[TEXTO DE ESTUDO]

Andrey de Oliveira Gomes, de 19 anos, trabalha como camelô hádois anos nas ruas do centro do Riovendendo balas e chocolates Foto: Fábio Motta/Estadão

Para o camelô Andrey de Oliveira Gomes, de 19 anos, a inflação tem atrapalhado as vendas. “Há dois anos, acho que vendia muito mais”, afirmou Gomes, entre uma venda e outra, na Avenida Rio Branco, a principal do centro do Rio. “As pessoas estão comprando menos. As coisas estão muito caras, tanto para mim quanto para os clientes”, disse Gomes, que largou os estudos, no 1º ano do ensino médio, para trabalhar vendendo balas e chocolates nas ruas. 

Independentemente da inflação, os pesquisadores do Ipea veem tendência de alta na desigualdade salarial, pois os trabalhadores empregados nas melhores vagas, com os melhores salários, tendem a ser os primeiros beneficiados com uma recuperação. “Depois, os outros trabalhadores vêm a reboque. Então logo no início da recuperação, talvez continue piorando a desigualdade”, disse Carlos Henrique Leite Corseuil, técnico da Diretoria de Estudos e Políticas Sociais do Ipea.

O Ipea lembra que a geração de postos de trabalho medida pela Pnad Contínua perdeu fôlego no segundo semestre de 2018. O aumento no número de ocupados aconteceu na informalidade. O Cadastro Geral de Emprego e Desemprego (Caged) também mostrou tendência semelhante, com uma estabilidade do número de contratações e um aumento das demissões.

Nesse cenário, os pesquisadores preveem a manutenção da recuperação gradual do emprego e da renda média ao longo de 2019, com melhora mais intensa apenas em 2020.

[/TEXTO DE ESTUDO]
[DADOS FORNECIDOS]

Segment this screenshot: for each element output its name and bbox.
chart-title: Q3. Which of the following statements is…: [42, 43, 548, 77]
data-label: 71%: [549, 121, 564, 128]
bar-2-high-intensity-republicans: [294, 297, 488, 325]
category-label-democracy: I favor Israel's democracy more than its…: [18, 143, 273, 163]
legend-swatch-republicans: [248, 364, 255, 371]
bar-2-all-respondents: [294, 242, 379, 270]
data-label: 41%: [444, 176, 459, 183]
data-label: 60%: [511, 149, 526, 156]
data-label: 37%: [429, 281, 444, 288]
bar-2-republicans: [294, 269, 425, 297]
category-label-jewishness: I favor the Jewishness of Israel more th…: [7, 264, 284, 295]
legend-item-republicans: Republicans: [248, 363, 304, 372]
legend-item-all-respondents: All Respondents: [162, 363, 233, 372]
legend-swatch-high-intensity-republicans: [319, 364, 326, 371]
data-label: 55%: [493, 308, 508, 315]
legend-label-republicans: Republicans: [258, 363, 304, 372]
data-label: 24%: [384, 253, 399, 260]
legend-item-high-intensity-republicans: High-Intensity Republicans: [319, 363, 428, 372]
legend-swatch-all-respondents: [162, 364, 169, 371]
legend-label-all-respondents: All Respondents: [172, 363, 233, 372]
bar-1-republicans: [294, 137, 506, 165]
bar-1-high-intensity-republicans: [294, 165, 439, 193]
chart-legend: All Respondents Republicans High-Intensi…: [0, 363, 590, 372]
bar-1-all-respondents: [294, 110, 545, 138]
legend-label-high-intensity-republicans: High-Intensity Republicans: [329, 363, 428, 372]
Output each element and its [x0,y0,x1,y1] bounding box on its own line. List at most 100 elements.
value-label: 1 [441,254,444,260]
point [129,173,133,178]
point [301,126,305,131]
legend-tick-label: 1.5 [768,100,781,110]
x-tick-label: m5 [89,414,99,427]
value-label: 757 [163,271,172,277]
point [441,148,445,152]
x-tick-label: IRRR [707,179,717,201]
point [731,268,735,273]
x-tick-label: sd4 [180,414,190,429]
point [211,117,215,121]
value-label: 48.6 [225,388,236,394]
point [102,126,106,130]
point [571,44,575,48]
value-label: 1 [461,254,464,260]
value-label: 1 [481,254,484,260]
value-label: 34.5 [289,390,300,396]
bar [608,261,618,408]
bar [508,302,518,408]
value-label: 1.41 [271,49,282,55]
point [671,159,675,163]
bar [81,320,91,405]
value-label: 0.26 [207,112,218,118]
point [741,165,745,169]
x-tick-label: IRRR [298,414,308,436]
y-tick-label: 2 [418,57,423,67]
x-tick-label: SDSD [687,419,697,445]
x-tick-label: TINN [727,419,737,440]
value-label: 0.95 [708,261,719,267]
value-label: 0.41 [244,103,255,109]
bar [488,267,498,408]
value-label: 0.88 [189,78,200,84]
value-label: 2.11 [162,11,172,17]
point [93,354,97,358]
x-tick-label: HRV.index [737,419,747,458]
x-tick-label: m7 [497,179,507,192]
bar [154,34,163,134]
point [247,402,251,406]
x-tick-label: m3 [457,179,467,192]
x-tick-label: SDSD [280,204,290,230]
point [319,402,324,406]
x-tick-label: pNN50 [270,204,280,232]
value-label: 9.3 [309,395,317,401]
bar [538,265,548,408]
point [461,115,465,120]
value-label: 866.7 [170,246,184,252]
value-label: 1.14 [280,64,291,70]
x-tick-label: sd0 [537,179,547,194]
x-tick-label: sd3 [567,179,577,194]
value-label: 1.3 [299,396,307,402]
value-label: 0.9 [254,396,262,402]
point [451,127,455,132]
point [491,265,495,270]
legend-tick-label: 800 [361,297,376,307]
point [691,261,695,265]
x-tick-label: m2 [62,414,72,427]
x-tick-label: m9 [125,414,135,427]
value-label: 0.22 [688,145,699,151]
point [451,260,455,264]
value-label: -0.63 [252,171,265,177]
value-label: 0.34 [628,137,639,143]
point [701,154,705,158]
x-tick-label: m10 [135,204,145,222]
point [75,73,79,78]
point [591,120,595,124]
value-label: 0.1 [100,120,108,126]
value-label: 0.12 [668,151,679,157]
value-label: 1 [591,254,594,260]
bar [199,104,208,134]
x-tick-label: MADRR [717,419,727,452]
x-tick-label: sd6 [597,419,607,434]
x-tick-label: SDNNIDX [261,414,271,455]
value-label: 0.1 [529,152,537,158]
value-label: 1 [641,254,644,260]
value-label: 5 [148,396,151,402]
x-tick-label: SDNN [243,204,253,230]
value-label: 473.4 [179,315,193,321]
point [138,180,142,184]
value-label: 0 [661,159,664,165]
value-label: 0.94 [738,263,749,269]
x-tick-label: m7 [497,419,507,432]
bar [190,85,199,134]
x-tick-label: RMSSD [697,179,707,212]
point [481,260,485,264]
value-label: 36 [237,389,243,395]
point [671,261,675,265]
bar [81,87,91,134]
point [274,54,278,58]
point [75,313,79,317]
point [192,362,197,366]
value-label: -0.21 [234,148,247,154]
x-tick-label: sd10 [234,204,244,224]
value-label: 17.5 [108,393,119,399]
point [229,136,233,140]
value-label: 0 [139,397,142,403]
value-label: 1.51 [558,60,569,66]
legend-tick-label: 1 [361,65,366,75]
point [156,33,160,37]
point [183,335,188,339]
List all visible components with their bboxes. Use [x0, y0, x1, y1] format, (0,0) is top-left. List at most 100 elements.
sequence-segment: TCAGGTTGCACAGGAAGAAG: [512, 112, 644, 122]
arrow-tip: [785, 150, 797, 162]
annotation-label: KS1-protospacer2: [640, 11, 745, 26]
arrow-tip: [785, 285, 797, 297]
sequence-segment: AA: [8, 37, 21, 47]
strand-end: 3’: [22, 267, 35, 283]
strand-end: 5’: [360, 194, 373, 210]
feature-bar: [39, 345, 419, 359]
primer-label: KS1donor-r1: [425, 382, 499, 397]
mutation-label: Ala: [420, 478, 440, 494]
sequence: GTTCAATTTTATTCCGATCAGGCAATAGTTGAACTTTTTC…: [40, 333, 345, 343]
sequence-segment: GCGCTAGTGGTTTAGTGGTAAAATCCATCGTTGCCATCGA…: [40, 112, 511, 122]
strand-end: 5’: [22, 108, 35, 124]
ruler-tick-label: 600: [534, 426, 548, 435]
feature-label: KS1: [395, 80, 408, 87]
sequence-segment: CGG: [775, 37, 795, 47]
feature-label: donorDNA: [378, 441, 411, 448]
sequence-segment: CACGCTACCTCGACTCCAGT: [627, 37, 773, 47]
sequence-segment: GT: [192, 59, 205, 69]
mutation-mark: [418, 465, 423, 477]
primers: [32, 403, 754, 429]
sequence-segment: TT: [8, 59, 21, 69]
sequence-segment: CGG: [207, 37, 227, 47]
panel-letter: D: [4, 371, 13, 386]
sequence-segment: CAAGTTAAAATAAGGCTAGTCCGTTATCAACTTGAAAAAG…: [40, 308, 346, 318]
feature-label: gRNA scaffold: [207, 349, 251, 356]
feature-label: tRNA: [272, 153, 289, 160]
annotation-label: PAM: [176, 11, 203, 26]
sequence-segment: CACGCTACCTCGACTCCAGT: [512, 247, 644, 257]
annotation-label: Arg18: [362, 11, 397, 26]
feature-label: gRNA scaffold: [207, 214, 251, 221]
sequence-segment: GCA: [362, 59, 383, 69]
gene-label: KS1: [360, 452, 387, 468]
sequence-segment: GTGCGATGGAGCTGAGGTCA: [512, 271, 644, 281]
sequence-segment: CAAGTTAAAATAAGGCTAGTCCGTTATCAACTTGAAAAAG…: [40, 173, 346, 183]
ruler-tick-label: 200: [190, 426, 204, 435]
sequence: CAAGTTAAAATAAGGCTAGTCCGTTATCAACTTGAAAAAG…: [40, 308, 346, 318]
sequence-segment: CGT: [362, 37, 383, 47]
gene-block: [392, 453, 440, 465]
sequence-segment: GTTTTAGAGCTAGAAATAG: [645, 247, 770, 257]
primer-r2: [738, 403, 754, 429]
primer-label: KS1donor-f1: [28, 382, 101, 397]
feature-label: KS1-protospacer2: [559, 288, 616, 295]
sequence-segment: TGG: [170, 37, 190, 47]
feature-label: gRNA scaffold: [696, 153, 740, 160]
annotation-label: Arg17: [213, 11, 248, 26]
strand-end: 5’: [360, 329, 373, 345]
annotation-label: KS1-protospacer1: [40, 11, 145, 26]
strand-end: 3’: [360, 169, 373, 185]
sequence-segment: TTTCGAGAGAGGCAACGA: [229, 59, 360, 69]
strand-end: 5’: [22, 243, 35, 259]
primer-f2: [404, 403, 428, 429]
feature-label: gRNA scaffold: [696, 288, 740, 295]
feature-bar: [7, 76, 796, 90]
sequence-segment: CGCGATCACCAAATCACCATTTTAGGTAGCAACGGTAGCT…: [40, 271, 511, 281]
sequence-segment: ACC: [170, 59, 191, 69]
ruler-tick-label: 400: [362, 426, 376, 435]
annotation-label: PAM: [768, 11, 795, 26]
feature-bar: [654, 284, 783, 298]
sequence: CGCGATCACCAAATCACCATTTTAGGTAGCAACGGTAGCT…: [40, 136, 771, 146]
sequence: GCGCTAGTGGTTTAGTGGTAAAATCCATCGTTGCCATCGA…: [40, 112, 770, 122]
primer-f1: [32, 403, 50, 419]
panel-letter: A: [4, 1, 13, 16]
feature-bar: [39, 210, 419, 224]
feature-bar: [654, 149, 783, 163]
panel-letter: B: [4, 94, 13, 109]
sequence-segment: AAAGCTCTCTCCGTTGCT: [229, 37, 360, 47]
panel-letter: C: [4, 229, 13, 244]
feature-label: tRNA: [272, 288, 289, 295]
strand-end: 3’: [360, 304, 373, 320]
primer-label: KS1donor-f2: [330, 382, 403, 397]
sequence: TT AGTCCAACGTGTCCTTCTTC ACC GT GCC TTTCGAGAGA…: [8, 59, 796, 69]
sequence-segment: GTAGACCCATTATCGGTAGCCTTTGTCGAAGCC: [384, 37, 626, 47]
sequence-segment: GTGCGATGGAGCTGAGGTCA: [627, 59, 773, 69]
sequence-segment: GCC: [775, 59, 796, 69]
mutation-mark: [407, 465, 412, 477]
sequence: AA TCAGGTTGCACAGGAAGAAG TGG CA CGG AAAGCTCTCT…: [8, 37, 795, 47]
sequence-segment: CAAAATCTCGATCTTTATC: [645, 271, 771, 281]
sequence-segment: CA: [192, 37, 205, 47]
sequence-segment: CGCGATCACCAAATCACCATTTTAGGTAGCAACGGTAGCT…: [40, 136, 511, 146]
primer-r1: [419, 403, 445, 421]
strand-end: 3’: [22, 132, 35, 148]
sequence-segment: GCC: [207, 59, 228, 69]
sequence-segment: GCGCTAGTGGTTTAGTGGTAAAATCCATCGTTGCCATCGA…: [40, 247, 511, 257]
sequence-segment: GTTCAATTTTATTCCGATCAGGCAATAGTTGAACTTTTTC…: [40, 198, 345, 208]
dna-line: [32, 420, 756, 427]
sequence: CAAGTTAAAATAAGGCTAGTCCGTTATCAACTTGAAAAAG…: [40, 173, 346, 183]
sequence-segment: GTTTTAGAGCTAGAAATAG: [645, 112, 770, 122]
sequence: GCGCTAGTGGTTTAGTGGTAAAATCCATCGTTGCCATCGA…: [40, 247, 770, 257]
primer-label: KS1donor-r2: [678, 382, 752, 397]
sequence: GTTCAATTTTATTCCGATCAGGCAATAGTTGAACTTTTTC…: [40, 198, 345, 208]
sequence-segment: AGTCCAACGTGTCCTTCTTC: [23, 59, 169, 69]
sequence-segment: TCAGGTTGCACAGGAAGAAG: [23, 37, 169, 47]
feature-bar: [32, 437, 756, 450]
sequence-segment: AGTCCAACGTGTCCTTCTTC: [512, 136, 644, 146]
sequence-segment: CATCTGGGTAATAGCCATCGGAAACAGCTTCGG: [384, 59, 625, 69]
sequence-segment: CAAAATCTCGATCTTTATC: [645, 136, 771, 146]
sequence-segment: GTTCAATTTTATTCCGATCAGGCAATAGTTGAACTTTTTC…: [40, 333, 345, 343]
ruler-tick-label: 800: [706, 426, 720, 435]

[/DADOS FORNECIDOS]

◆ TAREFA ◆
Por favor, transcreva do texto de estudo o trecho que começa em "Independentemente da inflação, os" e segue até "aumento das demissões.".

◆ SOLUÇÃO ◆
Independentemente da inflação, os pesquisadores do Ipea veem tendência de alta na desigualdade salarial, pois os trabalhadores empregados nas melhores vagas, com os melhores salários, tendem a ser os primeiros beneficiados com uma recuperação. “Depois, os outros trabalhadores vêm a reboque. Então logo no início da recuperação, talvez continue piorando a desigualdade”, disse Carlos Henrique Leite Corseuil, técnico da Diretoria de Estudos e Políticas Sociais do Ipea.

O Ipea lembra que a geração de postos de trabalho medida pela Pnad Contínua perdeu fôlego no segundo semestre de 2018. O aumento no número de ocupados aconteceu na informalidade. O Cadastro Geral de Emprego e Desemprego (Caged) também mostrou tendência semelhante, com uma estabilidade do número de contratações e um aumento das demissões.